> **Collection entries**
□ □ □ □

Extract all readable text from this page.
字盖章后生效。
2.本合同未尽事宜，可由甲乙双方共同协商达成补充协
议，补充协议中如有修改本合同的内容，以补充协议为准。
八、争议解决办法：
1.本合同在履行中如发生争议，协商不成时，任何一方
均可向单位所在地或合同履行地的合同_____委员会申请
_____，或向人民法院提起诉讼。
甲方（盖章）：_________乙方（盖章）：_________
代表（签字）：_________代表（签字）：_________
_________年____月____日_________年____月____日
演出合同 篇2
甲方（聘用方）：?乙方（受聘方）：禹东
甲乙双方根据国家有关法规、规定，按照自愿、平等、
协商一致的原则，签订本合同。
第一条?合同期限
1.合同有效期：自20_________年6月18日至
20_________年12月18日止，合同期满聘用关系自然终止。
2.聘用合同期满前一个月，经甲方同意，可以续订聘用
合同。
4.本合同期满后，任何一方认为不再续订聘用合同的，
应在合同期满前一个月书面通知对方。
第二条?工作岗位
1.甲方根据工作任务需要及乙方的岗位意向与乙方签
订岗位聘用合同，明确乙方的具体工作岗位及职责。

□ □ □ □

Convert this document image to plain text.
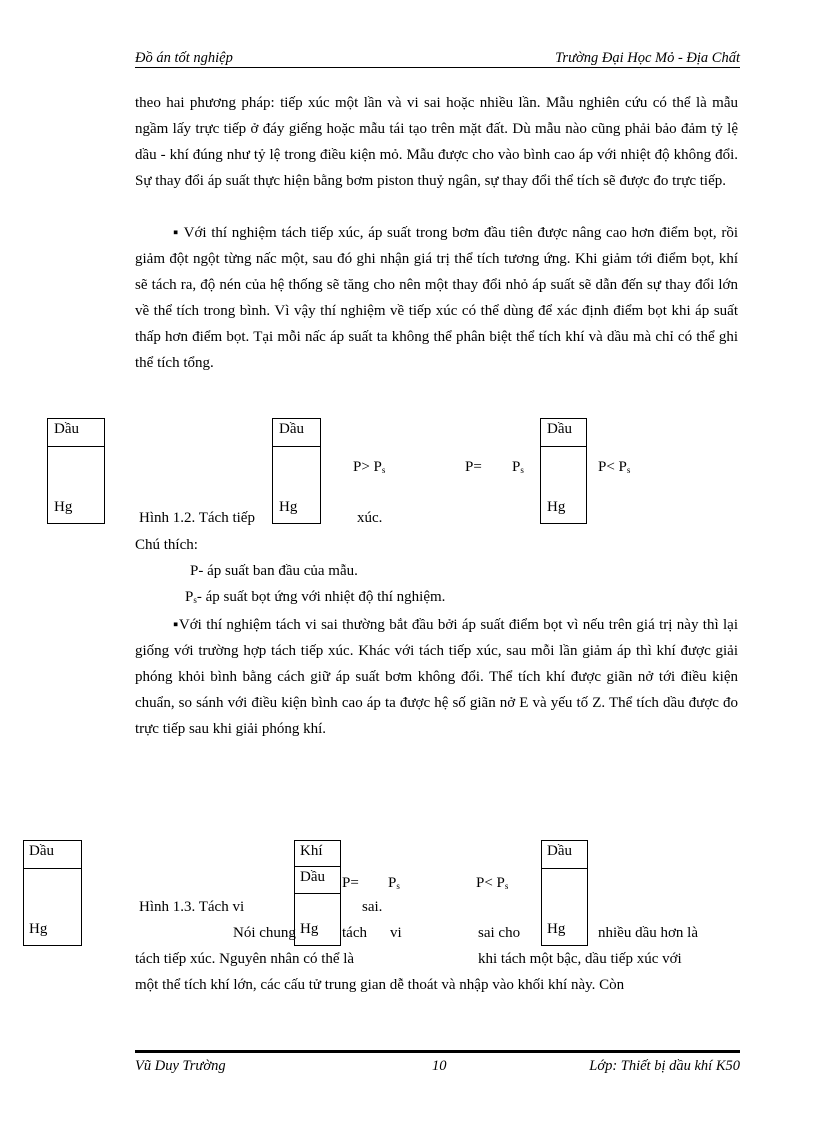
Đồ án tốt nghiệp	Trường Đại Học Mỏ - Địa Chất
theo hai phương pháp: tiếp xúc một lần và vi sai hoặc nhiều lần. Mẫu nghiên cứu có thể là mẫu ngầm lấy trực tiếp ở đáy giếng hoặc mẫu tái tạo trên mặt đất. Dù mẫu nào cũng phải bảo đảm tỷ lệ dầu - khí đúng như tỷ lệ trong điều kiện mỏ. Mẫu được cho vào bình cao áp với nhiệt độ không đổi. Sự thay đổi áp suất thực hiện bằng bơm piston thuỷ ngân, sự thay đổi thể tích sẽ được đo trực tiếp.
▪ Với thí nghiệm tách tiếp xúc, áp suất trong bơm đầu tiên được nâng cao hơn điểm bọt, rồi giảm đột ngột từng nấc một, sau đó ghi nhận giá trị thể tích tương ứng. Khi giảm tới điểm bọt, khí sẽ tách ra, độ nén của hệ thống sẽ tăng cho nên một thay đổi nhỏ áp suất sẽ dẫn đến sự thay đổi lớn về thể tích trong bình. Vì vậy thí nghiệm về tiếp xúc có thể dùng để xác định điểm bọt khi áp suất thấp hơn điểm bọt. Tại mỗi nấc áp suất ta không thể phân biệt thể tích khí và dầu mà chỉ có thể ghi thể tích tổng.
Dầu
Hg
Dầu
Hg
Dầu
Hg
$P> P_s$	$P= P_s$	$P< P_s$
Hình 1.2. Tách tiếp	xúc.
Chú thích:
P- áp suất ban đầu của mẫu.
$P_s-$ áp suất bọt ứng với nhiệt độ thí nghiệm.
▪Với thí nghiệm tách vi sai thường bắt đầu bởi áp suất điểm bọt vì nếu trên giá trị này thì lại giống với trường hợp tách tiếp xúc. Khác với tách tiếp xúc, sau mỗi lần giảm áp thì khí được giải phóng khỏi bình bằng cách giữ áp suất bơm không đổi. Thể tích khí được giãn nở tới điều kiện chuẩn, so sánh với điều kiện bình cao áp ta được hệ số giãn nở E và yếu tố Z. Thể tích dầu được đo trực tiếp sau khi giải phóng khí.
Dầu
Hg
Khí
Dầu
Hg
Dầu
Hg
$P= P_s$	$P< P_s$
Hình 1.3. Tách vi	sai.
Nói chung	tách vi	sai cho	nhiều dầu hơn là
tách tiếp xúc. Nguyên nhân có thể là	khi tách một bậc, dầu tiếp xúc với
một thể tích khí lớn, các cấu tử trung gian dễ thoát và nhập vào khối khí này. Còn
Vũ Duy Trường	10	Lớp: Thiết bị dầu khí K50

□ □ □ □

> **Challenge**
Filter the listing for the word "text" and copy every line that holds it.

> **Completed exercise**
Extract all readable text from this page.
Convert this document image to plain text.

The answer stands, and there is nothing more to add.